**DIRECTIVE:** Write out all of the entries that follow, word for word, but skip the pictures.

**DATASET RECORDS:**
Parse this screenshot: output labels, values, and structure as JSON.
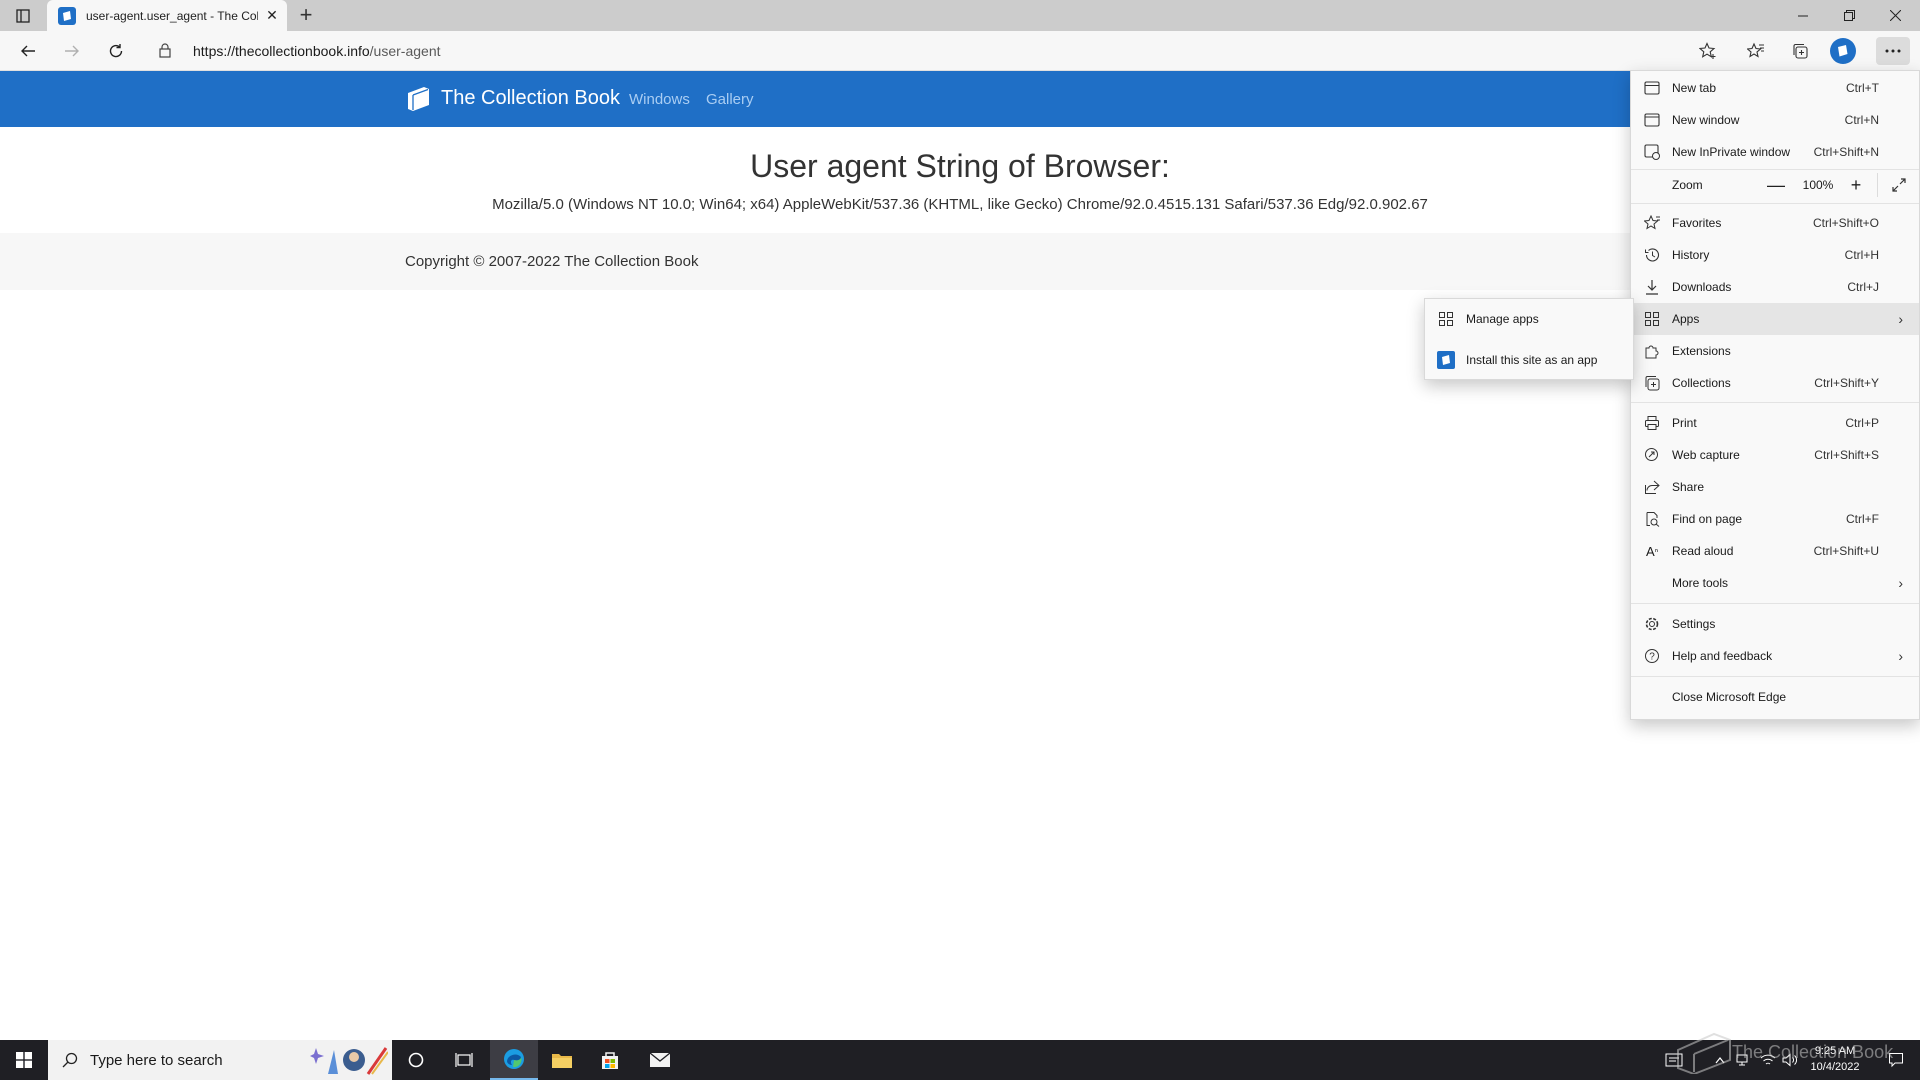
{
  "browser": {
    "tab_title": "user-agent.user_agent - The Coll",
    "url_domain": "https://thecollectionbook.info",
    "url_path": "/user-agent"
  },
  "site": {
    "brand": "The Collection Book",
    "nav": [
      "Windows",
      "Gallery"
    ],
    "heading": "User agent String of Browser:",
    "ua": "Mozilla/5.0 (Windows NT 10.0; Win64; x64) AppleWebKit/537.36 (KHTML, like Gecko) Chrome/92.0.4515.131 Safari/537.36 Edg/92.0.902.67",
    "footer": "Copyright © 2007-2022 The Collection Book"
  },
  "menu": {
    "new_tab": {
      "label": "New tab",
      "shortcut": "Ctrl+T"
    },
    "new_window": {
      "label": "New window",
      "shortcut": "Ctrl+N"
    },
    "new_inprivate": {
      "label": "New InPrivate window",
      "shortcut": "Ctrl+Shift+N"
    },
    "zoom": {
      "label": "Zoom",
      "value": "100%"
    },
    "favorites": {
      "label": "Favorites",
      "shortcut": "Ctrl+Shift+O"
    },
    "history": {
      "label": "History",
      "shortcut": "Ctrl+H"
    },
    "downloads": {
      "label": "Downloads",
      "shortcut": "Ctrl+J"
    },
    "apps": {
      "label": "Apps"
    },
    "extensions": {
      "label": "Extensions"
    },
    "collections": {
      "label": "Collections",
      "shortcut": "Ctrl+Shift+Y"
    },
    "print": {
      "label": "Print",
      "shortcut": "Ctrl+P"
    },
    "web_capture": {
      "label": "Web capture",
      "shortcut": "Ctrl+Shift+S"
    },
    "share": {
      "label": "Share"
    },
    "find": {
      "label": "Find on page",
      "shortcut": "Ctrl+F"
    },
    "read_aloud": {
      "label": "Read aloud",
      "shortcut": "Ctrl+Shift+U"
    },
    "more_tools": {
      "label": "More tools"
    },
    "settings": {
      "label": "Settings"
    },
    "help": {
      "label": "Help and feedback"
    },
    "close_edge": {
      "label": "Close Microsoft Edge"
    }
  },
  "apps_submenu": {
    "manage": "Manage apps",
    "install": "Install this site as an app"
  },
  "taskbar": {
    "search_placeholder": "Type here to search",
    "time": "9:25 AM",
    "date": "10/4/2022"
  },
  "watermark": "The Collection Book",
  "colors": {
    "site_header": "#1f6fc6",
    "nav_link": "#a9cdf3",
    "taskbar": "#1f1f24"
  }
}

**RESPONSE TO THIS TASK:**
Parse this screenshot: output labels, values, and structure as JSON.
{
  "browser": {
    "tab_title": "user-agent.user_agent - The Coll",
    "url_domain": "https://thecollectionbook.info",
    "url_path": "/user-agent"
  },
  "site": {
    "brand": "The Collection Book",
    "nav": [
      "Windows",
      "Gallery"
    ],
    "heading": "User agent String of Browser:",
    "ua": "Mozilla/5.0 (Windows NT 10.0; Win64; x64) AppleWebKit/537.36 (KHTML, like Gecko) Chrome/92.0.4515.131 Safari/537.36 Edg/92.0.902.67",
    "footer": "Copyright © 2007-2022 The Collection Book"
  },
  "menu": {
    "new_tab": {
      "label": "New tab",
      "shortcut": "Ctrl+T"
    },
    "new_window": {
      "label": "New window",
      "shortcut": "Ctrl+N"
    },
    "new_inprivate": {
      "label": "New InPrivate window",
      "shortcut": "Ctrl+Shift+N"
    },
    "zoom": {
      "label": "Zoom",
      "value": "100%"
    },
    "favorites": {
      "label": "Favorites",
      "shortcut": "Ctrl+Shift+O"
    },
    "history": {
      "label": "History",
      "shortcut": "Ctrl+H"
    },
    "downloads": {
      "label": "Downloads",
      "shortcut": "Ctrl+J"
    },
    "apps": {
      "label": "Apps"
    },
    "extensions": {
      "label": "Extensions"
    },
    "collections": {
      "label": "Collections",
      "shortcut": "Ctrl+Shift+Y"
    },
    "print": {
      "label": "Print",
      "shortcut": "Ctrl+P"
    },
    "web_capture": {
      "label": "Web capture",
      "shortcut": "Ctrl+Shift+S"
    },
    "share": {
      "label": "Share"
    },
    "find": {
      "label": "Find on page",
      "shortcut": "Ctrl+F"
    },
    "read_aloud": {
      "label": "Read aloud",
      "shortcut": "Ctrl+Shift+U"
    },
    "more_tools": {
      "label": "More tools"
    },
    "settings": {
      "label": "Settings"
    },
    "help": {
      "label": "Help and feedback"
    },
    "close_edge": {
      "label": "Close Microsoft Edge"
    }
  },
  "apps_submenu": {
    "manage": "Manage apps",
    "install": "Install this site as an app"
  },
  "taskbar": {
    "search_placeholder": "Type here to search",
    "time": "9:25 AM",
    "date": "10/4/2022"
  },
  "watermark": "The Collection Book",
  "colors": {
    "site_header": "#1f6fc6",
    "nav_link": "#a9cdf3",
    "taskbar": "#1f1f24"
  }
}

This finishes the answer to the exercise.